*Material provided*.

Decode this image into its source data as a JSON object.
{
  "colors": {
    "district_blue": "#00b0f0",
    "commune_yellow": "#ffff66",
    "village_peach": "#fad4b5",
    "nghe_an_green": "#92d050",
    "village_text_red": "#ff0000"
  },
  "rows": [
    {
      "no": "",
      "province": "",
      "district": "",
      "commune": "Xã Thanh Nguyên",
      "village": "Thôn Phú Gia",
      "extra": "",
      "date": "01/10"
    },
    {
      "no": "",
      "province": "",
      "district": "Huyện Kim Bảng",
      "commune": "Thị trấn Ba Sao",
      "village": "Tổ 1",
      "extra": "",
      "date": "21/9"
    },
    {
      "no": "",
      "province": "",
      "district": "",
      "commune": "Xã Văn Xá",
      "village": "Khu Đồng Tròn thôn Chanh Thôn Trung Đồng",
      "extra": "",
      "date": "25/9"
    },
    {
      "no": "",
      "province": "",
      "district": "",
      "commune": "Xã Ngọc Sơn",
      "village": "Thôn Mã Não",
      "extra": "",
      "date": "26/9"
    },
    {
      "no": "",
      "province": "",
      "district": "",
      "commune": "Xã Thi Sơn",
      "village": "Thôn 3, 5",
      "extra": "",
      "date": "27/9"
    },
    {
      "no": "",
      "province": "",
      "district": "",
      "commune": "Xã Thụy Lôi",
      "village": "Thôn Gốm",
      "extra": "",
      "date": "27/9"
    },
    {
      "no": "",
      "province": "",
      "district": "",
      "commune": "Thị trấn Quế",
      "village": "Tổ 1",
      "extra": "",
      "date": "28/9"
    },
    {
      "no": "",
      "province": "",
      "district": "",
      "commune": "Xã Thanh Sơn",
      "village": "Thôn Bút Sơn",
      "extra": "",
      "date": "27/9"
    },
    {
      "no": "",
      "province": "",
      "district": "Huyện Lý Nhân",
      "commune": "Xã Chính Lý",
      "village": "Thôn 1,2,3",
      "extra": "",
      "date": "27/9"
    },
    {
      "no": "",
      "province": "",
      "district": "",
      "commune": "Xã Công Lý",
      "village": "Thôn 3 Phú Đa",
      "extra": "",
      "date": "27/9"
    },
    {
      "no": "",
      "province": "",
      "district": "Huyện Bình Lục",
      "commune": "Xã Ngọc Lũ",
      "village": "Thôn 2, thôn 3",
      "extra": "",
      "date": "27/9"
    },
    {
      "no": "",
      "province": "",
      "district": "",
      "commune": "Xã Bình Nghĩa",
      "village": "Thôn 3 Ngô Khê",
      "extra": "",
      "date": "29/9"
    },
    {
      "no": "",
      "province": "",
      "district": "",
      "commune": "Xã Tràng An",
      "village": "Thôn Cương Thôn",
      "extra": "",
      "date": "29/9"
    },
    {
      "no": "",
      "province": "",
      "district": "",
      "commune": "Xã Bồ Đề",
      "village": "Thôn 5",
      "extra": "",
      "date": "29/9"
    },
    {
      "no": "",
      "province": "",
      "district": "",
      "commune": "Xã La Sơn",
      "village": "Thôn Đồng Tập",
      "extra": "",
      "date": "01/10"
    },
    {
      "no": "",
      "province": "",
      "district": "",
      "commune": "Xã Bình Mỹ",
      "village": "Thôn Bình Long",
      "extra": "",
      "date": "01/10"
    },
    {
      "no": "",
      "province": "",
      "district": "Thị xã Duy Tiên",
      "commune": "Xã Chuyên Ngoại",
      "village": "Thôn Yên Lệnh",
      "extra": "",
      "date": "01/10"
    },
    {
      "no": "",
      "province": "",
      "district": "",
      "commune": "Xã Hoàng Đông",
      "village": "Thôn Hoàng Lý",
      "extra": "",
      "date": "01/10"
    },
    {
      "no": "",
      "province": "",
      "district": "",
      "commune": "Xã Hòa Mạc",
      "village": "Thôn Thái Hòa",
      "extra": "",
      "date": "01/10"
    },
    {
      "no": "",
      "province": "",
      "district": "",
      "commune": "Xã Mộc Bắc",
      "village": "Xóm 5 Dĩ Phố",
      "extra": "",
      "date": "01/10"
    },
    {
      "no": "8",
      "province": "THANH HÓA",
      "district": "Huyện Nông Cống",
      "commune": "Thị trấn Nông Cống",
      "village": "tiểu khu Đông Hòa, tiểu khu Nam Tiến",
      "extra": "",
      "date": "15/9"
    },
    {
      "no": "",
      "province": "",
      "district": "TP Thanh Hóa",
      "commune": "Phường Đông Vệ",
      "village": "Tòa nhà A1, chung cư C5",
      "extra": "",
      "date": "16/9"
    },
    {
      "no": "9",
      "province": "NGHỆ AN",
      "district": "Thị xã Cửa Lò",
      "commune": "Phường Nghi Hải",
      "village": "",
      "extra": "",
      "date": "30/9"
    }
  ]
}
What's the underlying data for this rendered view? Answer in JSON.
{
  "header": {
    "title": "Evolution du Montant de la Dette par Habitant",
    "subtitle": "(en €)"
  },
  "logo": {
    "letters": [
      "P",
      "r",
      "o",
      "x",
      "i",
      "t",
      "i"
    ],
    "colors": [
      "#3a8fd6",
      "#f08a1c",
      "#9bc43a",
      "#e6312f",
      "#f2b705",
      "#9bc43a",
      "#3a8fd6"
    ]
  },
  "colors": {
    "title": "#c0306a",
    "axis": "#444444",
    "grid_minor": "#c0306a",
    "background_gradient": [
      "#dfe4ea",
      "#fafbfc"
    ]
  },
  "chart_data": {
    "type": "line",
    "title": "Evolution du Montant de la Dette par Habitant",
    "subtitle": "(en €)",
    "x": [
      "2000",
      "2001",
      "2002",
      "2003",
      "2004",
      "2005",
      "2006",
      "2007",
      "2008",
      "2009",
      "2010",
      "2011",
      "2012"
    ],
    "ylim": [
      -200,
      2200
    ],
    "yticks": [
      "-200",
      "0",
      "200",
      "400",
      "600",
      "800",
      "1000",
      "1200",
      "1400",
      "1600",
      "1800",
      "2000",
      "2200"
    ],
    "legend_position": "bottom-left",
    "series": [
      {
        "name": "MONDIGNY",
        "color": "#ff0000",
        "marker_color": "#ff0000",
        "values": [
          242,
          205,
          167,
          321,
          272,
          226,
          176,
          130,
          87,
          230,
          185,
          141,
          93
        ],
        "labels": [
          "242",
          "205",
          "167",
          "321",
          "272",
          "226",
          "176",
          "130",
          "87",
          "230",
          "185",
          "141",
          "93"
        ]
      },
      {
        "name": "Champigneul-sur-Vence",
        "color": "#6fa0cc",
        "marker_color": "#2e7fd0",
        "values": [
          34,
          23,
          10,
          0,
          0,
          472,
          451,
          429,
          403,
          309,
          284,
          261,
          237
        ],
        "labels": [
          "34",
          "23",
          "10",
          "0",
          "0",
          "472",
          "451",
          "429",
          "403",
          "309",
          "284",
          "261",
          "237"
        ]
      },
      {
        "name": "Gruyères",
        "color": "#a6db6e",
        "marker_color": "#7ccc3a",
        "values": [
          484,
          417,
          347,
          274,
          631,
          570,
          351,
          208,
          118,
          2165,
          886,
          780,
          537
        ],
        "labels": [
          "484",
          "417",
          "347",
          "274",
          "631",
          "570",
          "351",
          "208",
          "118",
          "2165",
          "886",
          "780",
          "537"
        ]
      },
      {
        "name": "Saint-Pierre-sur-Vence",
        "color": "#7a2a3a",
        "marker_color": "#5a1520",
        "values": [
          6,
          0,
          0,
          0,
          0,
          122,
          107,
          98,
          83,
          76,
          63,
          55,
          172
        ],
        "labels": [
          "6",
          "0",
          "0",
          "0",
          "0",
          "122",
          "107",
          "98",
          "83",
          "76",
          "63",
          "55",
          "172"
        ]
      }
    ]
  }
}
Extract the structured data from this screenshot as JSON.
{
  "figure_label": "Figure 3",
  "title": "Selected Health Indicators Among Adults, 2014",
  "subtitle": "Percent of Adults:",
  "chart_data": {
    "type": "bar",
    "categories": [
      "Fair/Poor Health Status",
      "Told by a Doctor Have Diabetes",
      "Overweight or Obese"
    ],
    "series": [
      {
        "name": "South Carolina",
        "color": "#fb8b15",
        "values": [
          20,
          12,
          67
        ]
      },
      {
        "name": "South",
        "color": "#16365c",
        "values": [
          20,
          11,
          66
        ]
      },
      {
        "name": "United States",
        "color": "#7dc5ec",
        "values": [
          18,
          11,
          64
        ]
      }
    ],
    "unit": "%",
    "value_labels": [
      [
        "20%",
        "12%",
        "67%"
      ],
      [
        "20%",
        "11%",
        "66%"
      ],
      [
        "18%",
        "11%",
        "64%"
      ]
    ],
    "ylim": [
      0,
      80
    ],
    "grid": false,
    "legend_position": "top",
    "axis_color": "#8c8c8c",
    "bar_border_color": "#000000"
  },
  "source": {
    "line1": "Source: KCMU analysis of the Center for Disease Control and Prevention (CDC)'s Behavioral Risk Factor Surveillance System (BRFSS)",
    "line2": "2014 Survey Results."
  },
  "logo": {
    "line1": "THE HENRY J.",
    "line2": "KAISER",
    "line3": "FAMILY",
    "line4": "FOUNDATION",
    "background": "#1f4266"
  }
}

*Task objective*.
Check each line of the records for the word "this", and show the lines that contain it.

*Task answer*.
Decode this image into its source data as a JSON object.
What's the underlying data for this rendered view? Answer in JSON.
Extract the structured data from this screenshot as JSON.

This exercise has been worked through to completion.